**REQUIRED TASK A**
Output the records verbatim, everything from their first line down to and including the line that contains "document-body <box>173 118 1119 997</box>".

Inroads Pty Ltd T/A Inroads; Primal Surfacing Pty Ltd; Western Quarries Pty Ltd

Case

[2019] FWCA 8494

23 DECEMBER 2019

No judgment structure available for this case.

[2019] FWCA 8494
FAIR WORK COMMISSION

DECISION


Fair Work Act 2009

s.185—Enterprise agreement

Inroads Pty Ltd T/A Inroads; Primal Surfacing Pty Ltd; Western Quarries Pty Ltd
(AG2019/4429)

VSA ROADS ENTERPRISE AGREEMENT 2019

Asphalt industry

DEPUTY PRESIDENT MILLHOUSE

MELBOURNE, 23 DECEMBER 2019

Application for approval of the VSA Roads Enterprise Agreement 2019.

[1] An application has been made for approval of an enterprise agreement known as the VSA Roads Enterprise Agreement 2019 (Agreement). The application was made pursuant to s.185 of the Fair Work Act 2009 (Act). It has been made by Inroads Pty Ltd T/A Inroads; Primal Surfacing Pty Ltd; Western Quarries Pty Ltd (Employer). The Agreement is a single enterprise agreement.

[2] The notification time for the Agreement was 2 September 2019. Sections 173(1) and (3) of the Act require an employer take all reasonable steps to give notice of the right to be represented by a bargaining representative (Notice) as soon as practicable, and not later than 14 days after the notification time for the Agreement. In this case, the Employer did not provide a copy of the Notice to a casual employee within 14 days of 2 September 2019. The employee was absent from work due to travel. However, the Employer handed a copy of the Notice to the casual employee immediately upon their return to work on 1 October 2019. That same day, the casual employee appointed a bargaining representative.

**SUPPLIED MATERIAL**
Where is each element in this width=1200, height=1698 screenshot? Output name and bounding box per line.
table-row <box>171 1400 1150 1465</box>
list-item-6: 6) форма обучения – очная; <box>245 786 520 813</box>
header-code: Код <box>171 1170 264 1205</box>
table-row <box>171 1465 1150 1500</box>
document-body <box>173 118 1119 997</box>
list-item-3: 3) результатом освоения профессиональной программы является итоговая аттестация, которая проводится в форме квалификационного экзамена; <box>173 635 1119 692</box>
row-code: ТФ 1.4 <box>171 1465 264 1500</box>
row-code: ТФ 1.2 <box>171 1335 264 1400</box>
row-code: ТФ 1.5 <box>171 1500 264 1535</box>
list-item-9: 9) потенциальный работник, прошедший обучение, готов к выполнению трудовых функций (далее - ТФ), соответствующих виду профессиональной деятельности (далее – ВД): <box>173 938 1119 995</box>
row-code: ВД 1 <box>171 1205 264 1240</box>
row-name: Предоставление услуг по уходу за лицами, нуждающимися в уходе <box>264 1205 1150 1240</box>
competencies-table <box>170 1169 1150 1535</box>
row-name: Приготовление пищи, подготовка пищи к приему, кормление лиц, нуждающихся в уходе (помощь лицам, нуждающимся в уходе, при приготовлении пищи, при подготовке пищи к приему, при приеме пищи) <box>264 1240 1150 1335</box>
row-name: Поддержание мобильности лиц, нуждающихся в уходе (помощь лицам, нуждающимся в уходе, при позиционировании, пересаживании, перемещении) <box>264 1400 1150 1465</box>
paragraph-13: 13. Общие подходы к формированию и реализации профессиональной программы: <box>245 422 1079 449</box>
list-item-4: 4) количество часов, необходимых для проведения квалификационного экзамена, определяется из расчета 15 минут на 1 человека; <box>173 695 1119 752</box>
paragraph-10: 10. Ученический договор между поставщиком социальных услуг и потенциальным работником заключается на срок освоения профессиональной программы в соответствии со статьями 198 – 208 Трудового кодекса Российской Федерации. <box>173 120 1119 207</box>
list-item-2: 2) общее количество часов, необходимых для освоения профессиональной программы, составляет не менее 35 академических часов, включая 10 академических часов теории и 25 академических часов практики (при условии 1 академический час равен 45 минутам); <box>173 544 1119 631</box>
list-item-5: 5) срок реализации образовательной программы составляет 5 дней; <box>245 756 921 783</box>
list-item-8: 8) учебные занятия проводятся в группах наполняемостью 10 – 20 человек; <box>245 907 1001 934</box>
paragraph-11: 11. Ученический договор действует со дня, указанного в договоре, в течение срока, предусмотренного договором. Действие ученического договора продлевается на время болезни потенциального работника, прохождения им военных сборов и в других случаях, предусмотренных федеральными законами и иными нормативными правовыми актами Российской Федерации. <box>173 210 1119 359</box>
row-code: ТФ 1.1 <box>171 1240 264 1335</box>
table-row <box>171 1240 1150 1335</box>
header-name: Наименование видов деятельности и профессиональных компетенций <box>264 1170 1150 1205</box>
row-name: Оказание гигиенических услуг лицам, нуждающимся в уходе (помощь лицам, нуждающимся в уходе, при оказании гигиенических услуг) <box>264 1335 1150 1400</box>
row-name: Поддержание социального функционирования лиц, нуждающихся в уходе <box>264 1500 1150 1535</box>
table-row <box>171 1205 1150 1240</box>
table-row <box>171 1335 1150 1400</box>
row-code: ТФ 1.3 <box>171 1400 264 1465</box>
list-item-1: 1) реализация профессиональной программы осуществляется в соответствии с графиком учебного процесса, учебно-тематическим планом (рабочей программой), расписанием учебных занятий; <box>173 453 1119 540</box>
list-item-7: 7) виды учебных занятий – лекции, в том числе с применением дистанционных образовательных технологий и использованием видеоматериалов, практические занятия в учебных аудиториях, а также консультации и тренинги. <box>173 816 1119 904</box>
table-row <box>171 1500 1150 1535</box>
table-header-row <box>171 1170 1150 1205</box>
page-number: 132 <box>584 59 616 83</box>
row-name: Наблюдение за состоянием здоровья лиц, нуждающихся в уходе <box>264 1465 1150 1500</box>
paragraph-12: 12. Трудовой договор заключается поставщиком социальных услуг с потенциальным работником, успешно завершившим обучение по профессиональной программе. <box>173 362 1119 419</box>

**REQUIRED TASK B**
Return verbatim the passage of the Fair Work Commission decision, everything from "Application for approval" down to "single enterprise agreement.", with both ends included.

**FULL OUTPUT A**
Where is each element in this width=1200, height=1698 screenshot? Output name and bounding box per line.
table-row <box>171 1400 1150 1465</box>
list-item-6: 6) форма обучения – очная; <box>245 786 520 813</box>
header-code: Код <box>171 1170 264 1205</box>
table-row <box>171 1465 1150 1500</box>
document-body <box>173 118 1119 997</box>

**FULL OUTPUT B**
Application for approval of the VSA Roads Enterprise Agreement 2019.

[1] An application has been made for approval of an enterprise agreement known as the VSA Roads Enterprise Agreement 2019 (Agreement). The application was made pursuant to s.185 of the Fair Work Act 2009 (Act). It has been made by Inroads Pty Ltd T/A Inroads; Primal Surfacing Pty Ltd; Western Quarries Pty Ltd (Employer). The Agreement is a single enterprise agreement.